— DATASET ROWS —
▬▬▬▬▬▬
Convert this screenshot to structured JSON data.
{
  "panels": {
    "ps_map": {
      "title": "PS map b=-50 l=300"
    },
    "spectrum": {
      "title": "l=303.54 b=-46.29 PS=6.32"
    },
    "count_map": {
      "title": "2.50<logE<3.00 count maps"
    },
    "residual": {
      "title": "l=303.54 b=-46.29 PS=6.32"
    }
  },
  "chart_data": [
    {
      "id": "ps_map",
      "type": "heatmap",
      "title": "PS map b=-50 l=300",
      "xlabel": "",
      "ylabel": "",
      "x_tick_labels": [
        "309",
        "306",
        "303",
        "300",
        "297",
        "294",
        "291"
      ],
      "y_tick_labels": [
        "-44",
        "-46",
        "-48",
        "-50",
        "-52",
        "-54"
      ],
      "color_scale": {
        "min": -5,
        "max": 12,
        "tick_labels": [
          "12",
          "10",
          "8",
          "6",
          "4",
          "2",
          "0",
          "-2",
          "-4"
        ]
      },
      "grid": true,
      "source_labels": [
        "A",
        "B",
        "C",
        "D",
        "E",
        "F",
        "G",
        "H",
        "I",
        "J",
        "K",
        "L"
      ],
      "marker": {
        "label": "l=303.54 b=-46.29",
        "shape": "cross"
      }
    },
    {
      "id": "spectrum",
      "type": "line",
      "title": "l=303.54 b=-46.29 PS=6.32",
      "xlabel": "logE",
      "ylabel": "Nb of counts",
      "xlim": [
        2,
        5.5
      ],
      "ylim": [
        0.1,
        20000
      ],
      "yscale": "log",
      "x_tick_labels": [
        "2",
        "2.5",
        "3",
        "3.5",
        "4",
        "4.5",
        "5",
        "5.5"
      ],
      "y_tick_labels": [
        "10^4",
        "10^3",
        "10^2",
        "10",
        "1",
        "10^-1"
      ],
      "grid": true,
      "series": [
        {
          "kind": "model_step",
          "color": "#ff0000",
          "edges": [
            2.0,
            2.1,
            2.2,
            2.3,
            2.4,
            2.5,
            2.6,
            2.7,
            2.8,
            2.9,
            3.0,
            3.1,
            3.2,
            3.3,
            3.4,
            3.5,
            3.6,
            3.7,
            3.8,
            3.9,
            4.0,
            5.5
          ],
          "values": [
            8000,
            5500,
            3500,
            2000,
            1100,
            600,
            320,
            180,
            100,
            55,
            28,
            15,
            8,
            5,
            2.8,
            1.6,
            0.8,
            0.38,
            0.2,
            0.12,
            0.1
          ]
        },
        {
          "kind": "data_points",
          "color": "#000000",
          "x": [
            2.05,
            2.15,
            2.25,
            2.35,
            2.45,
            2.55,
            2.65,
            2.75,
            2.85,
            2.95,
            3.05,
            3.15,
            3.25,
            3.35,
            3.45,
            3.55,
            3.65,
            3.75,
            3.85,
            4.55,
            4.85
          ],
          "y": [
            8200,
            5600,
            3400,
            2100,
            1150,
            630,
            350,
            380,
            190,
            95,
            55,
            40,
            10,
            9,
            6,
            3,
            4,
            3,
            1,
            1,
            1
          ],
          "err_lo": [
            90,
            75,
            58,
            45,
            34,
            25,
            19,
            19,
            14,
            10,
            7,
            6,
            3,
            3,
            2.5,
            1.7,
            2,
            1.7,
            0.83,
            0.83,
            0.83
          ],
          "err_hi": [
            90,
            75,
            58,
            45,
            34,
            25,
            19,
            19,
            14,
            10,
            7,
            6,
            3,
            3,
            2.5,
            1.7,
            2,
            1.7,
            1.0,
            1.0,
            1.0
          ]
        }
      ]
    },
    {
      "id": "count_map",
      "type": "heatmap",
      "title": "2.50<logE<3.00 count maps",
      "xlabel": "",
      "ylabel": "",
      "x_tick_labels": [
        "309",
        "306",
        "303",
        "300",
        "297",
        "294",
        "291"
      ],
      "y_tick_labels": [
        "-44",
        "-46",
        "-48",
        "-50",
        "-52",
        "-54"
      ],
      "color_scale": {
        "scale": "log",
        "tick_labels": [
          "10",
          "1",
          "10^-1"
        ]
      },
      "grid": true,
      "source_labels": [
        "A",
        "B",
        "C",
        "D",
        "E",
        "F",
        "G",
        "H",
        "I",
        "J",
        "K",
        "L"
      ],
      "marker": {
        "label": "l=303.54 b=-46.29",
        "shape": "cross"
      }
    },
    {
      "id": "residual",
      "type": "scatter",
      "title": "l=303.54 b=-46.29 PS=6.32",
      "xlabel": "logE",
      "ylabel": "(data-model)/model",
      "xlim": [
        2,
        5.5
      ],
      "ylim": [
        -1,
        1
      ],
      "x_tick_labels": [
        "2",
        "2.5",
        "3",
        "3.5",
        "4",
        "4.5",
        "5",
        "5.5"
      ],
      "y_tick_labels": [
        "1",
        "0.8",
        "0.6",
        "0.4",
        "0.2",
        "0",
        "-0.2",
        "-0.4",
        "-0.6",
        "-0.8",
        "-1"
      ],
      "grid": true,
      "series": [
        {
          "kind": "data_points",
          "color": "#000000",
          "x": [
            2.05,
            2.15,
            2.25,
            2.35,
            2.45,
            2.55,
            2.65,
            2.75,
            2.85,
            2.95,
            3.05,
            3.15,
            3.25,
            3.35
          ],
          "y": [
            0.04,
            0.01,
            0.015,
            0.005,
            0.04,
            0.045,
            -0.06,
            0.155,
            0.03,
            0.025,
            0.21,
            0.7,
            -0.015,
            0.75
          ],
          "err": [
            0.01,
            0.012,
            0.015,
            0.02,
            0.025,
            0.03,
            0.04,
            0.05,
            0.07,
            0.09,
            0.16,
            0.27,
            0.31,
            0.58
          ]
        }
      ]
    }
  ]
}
▬▬▬▬▬▬
— WRITTEN PROBLEM —
Reproduce each entry word for word.

— FINAL RESULT —
Convert this screenshot to structured JSON data.
{
  "panels": {
    "ps_map": {
      "title": "PS map b=-50 l=300"
    },
    "spectrum": {
      "title": "l=303.54 b=-46.29 PS=6.32"
    },
    "count_map": {
      "title": "2.50<logE<3.00 count maps"
    },
    "residual": {
      "title": "l=303.54 b=-46.29 PS=6.32"
    }
  },
  "chart_data": [
    {
      "id": "ps_map",
      "type": "heatmap",
      "title": "PS map b=-50 l=300",
      "xlabel": "",
      "ylabel": "",
      "x_tick_labels": [
        "309",
        "306",
        "303",
        "300",
        "297",
        "294",
        "291"
      ],
      "y_tick_labels": [
        "-44",
        "-46",
        "-48",
        "-50",
        "-52",
        "-54"
      ],
      "color_scale": {
        "min": -5,
        "max": 12,
        "tick_labels": [
          "12",
          "10",
          "8",
          "6",
          "4",
          "2",
          "0",
          "-2",
          "-4"
        ]
      },
      "grid": true,
      "source_labels": [
        "A",
        "B",
        "C",
        "D",
        "E",
        "F",
        "G",
        "H",
        "I",
        "J",
        "K",
        "L"
      ],
      "marker": {
        "label": "l=303.54 b=-46.29",
        "shape": "cross"
      }
    },
    {
      "id": "spectrum",
      "type": "line",
      "title": "l=303.54 b=-46.29 PS=6.32",
      "xlabel": "logE",
      "ylabel": "Nb of counts",
      "xlim": [
        2,
        5.5
      ],
      "ylim": [
        0.1,
        20000
      ],
      "yscale": "log",
      "x_tick_labels": [
        "2",
        "2.5",
        "3",
        "3.5",
        "4",
        "4.5",
        "5",
        "5.5"
      ],
      "y_tick_labels": [
        "10^4",
        "10^3",
        "10^2",
        "10",
        "1",
        "10^-1"
      ],
      "grid": true,
      "series": [
        {
          "kind": "model_step",
          "color": "#ff0000",
          "edges": [
            2.0,
            2.1,
            2.2,
            2.3,
            2.4,
            2.5,
            2.6,
            2.7,
            2.8,
            2.9,
            3.0,
            3.1,
            3.2,
            3.3,
            3.4,
            3.5,
            3.6,
            3.7,
            3.8,
            3.9,
            4.0,
            5.5
          ],
          "values": [
            8000,
            5500,
            3500,
            2000,
            1100,
            600,
            320,
            180,
            100,
            55,
            28,
            15,
            8,
            5,
            2.8,
            1.6,
            0.8,
            0.38,
            0.2,
            0.12,
            0.1
          ]
        },
        {
          "kind": "data_points",
          "color": "#000000",
          "x": [
            2.05,
            2.15,
            2.25,
            2.35,
            2.45,
            2.55,
            2.65,
            2.75,
            2.85,
            2.95,
            3.05,
            3.15,
            3.25,
            3.35,
            3.45,
            3.55,
            3.65,
            3.75,
            3.85,
            4.55,
            4.85
          ],
          "y": [
            8200,
            5600,
            3400,
            2100,
            1150,
            630,
            350,
            380,
            190,
            95,
            55,
            40,
            10,
            9,
            6,
            3,
            4,
            3,
            1,
            1,
            1
          ],
          "err_lo": [
            90,
            75,
            58,
            45,
            34,
            25,
            19,
            19,
            14,
            10,
            7,
            6,
            3,
            3,
            2.5,
            1.7,
            2,
            1.7,
            0.83,
            0.83,
            0.83
          ],
          "err_hi": [
            90,
            75,
            58,
            45,
            34,
            25,
            19,
            19,
            14,
            10,
            7,
            6,
            3,
            3,
            2.5,
            1.7,
            2,
            1.7,
            1.0,
            1.0,
            1.0
          ]
        }
      ]
    },
    {
      "id": "count_map",
      "type": "heatmap",
      "title": "2.50<logE<3.00 count maps",
      "xlabel": "",
      "ylabel": "",
      "x_tick_labels": [
        "309",
        "306",
        "303",
        "300",
        "297",
        "294",
        "291"
      ],
      "y_tick_labels": [
        "-44",
        "-46",
        "-48",
        "-50",
        "-52",
        "-54"
      ],
      "color_scale": {
        "scale": "log",
        "tick_labels": [
          "10",
          "1",
          "10^-1"
        ]
      },
      "grid": true,
      "source_labels": [
        "A",
        "B",
        "C",
        "D",
        "E",
        "F",
        "G",
        "H",
        "I",
        "J",
        "K",
        "L"
      ],
      "marker": {
        "label": "l=303.54 b=-46.29",
        "shape": "cross"
      }
    },
    {
      "id": "residual",
      "type": "scatter",
      "title": "l=303.54 b=-46.29 PS=6.32",
      "xlabel": "logE",
      "ylabel": "(data-model)/model",
      "xlim": [
        2,
        5.5
      ],
      "ylim": [
        -1,
        1
      ],
      "x_tick_labels": [
        "2",
        "2.5",
        "3",
        "3.5",
        "4",
        "4.5",
        "5",
        "5.5"
      ],
      "y_tick_labels": [
        "1",
        "0.8",
        "0.6",
        "0.4",
        "0.2",
        "0",
        "-0.2",
        "-0.4",
        "-0.6",
        "-0.8",
        "-1"
      ],
      "grid": true,
      "series": [
        {
          "kind": "data_points",
          "color": "#000000",
          "x": [
            2.05,
            2.15,
            2.25,
            2.35,
            2.45,
            2.55,
            2.65,
            2.75,
            2.85,
            2.95,
            3.05,
            3.15,
            3.25,
            3.35
          ],
          "y": [
            0.04,
            0.01,
            0.015,
            0.005,
            0.04,
            0.045,
            -0.06,
            0.155,
            0.03,
            0.025,
            0.21,
            0.7,
            -0.015,
            0.75
          ],
          "err": [
            0.01,
            0.012,
            0.015,
            0.02,
            0.025,
            0.03,
            0.04,
            0.05,
            0.07,
            0.09,
            0.16,
            0.27,
            0.31,
            0.58
          ]
        }
      ]
    }
  ]
}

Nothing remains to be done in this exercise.